• Exercise objective:
Lines containing the string "Часть" are to be counted. Write only how many there are.
[start]
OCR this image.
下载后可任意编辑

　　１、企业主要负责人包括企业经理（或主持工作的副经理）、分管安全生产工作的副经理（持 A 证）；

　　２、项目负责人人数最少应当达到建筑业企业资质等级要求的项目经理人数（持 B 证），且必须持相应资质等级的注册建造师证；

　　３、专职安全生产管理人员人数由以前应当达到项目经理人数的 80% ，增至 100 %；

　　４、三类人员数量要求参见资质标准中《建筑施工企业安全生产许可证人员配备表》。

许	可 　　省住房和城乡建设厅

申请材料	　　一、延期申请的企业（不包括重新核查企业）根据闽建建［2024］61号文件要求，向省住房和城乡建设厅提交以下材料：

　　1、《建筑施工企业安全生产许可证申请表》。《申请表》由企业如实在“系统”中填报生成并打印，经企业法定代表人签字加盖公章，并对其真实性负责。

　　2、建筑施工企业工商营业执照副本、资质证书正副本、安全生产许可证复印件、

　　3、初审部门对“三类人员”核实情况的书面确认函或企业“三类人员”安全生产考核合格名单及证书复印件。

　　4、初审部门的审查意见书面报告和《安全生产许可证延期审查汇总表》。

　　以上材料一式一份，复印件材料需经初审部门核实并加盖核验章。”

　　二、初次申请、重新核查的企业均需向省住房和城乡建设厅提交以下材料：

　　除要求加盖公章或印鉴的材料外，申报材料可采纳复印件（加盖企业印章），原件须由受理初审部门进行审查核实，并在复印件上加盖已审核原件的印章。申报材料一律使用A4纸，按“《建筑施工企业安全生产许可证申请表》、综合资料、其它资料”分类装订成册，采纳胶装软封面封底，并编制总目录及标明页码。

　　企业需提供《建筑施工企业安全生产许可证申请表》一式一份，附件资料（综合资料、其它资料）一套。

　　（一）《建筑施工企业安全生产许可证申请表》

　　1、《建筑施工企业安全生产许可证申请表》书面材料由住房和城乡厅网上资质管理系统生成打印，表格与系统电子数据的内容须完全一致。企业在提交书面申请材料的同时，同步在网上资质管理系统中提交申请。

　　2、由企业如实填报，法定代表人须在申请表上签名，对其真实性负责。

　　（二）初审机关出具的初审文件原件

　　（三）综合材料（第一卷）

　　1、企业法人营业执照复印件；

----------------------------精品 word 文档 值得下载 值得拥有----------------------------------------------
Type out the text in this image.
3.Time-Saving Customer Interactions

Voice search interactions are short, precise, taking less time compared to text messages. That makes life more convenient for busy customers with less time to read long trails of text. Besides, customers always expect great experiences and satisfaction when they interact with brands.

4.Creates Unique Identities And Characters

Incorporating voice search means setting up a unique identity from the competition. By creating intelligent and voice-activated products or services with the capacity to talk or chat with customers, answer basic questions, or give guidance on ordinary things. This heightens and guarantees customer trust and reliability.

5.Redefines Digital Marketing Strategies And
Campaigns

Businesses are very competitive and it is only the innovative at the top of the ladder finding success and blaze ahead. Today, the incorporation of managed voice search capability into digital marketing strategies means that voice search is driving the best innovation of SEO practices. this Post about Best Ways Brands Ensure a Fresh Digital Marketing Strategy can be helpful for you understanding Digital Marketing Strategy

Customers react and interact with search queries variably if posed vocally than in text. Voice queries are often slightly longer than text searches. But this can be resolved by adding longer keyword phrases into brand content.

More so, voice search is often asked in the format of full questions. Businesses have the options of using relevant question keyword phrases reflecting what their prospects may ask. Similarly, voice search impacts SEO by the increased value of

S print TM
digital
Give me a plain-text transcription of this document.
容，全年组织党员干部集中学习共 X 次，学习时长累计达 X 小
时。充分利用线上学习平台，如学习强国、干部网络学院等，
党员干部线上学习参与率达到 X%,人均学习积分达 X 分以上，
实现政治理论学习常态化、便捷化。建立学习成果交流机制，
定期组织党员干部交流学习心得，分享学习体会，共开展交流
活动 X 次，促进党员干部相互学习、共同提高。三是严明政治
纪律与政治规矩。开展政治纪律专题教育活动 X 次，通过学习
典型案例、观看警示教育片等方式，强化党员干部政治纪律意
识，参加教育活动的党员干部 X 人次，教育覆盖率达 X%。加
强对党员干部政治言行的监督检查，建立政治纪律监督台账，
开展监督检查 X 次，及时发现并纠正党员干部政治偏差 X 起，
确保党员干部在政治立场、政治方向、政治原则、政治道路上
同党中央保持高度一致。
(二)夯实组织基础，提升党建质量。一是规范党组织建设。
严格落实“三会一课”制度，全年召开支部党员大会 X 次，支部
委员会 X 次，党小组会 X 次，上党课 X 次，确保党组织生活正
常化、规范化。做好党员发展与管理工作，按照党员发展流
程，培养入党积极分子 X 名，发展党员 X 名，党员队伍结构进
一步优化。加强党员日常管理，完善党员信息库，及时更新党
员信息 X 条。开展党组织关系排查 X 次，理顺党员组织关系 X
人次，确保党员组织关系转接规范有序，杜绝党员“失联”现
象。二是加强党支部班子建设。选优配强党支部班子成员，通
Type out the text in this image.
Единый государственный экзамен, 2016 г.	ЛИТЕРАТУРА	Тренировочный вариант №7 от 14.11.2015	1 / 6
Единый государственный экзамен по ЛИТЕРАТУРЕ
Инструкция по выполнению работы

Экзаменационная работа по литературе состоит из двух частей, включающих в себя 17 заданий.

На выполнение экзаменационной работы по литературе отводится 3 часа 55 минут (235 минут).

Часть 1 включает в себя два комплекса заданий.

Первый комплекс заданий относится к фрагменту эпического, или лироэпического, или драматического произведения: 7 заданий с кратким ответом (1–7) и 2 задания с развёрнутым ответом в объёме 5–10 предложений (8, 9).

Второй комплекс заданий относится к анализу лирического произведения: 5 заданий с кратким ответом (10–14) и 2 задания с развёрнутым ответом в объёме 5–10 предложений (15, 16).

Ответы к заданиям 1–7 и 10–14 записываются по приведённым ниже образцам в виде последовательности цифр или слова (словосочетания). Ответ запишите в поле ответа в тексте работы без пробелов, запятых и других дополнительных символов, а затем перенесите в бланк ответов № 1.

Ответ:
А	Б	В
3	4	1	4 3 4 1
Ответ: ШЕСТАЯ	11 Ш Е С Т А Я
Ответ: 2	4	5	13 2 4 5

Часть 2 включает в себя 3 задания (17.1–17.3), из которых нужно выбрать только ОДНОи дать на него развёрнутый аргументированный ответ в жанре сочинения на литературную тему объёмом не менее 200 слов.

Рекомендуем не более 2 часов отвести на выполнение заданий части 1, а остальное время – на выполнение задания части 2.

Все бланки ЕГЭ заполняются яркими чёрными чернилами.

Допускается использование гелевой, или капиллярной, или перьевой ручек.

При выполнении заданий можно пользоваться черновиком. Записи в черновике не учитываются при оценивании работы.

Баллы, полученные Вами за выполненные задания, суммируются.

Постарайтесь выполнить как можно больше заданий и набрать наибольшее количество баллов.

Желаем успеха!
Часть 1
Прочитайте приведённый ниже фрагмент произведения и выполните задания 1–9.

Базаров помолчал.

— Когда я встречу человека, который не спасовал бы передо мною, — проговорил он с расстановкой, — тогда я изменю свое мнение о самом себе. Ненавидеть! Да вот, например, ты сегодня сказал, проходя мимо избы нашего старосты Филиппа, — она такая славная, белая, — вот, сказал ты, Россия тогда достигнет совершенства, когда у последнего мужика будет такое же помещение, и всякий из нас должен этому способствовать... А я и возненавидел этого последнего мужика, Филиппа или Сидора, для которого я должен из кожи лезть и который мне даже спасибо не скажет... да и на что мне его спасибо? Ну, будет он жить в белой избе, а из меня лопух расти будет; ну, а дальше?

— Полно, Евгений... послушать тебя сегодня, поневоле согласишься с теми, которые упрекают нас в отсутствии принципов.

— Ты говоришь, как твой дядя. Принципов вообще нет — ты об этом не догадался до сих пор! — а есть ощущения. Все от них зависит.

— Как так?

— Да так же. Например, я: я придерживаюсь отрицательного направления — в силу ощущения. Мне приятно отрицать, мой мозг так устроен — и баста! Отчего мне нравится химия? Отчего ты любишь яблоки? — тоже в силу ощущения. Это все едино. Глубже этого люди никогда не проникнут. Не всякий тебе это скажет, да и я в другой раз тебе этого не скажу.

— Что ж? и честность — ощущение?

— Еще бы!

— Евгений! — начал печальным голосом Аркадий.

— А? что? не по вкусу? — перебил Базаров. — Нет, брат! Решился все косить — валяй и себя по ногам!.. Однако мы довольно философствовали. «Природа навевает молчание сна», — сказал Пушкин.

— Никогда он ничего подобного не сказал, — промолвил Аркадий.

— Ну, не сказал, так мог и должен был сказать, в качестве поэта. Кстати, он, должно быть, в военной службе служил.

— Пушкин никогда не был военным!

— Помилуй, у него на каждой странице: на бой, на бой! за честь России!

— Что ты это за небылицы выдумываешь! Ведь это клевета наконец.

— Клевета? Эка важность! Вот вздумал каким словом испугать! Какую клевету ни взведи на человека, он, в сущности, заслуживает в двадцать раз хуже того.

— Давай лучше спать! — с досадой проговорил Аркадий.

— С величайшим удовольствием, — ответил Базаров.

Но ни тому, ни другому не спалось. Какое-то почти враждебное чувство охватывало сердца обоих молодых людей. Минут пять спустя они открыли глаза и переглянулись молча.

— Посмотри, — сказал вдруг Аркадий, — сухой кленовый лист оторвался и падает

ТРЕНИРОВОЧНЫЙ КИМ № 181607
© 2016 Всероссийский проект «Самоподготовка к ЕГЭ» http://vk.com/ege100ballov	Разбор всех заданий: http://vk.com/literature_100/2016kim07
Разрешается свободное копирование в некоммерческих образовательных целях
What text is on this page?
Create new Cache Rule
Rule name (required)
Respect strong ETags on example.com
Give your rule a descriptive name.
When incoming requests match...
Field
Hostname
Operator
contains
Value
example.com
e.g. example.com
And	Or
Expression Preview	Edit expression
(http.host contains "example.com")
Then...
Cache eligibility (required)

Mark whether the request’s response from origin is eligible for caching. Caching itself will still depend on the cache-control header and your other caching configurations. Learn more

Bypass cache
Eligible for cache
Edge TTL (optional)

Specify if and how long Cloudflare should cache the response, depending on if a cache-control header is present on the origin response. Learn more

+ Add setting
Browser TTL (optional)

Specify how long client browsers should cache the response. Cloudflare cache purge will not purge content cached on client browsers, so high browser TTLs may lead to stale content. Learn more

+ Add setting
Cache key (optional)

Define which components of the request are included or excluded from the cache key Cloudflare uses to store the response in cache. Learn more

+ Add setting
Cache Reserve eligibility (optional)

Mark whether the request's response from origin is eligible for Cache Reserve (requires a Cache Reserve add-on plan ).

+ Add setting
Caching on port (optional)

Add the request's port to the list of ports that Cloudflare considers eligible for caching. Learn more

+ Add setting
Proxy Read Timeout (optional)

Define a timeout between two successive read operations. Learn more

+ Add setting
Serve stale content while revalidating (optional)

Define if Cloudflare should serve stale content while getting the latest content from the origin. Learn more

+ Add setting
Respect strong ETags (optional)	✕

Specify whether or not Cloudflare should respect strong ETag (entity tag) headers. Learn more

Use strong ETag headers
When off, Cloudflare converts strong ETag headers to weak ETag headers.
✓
[end]
• Full solution:
3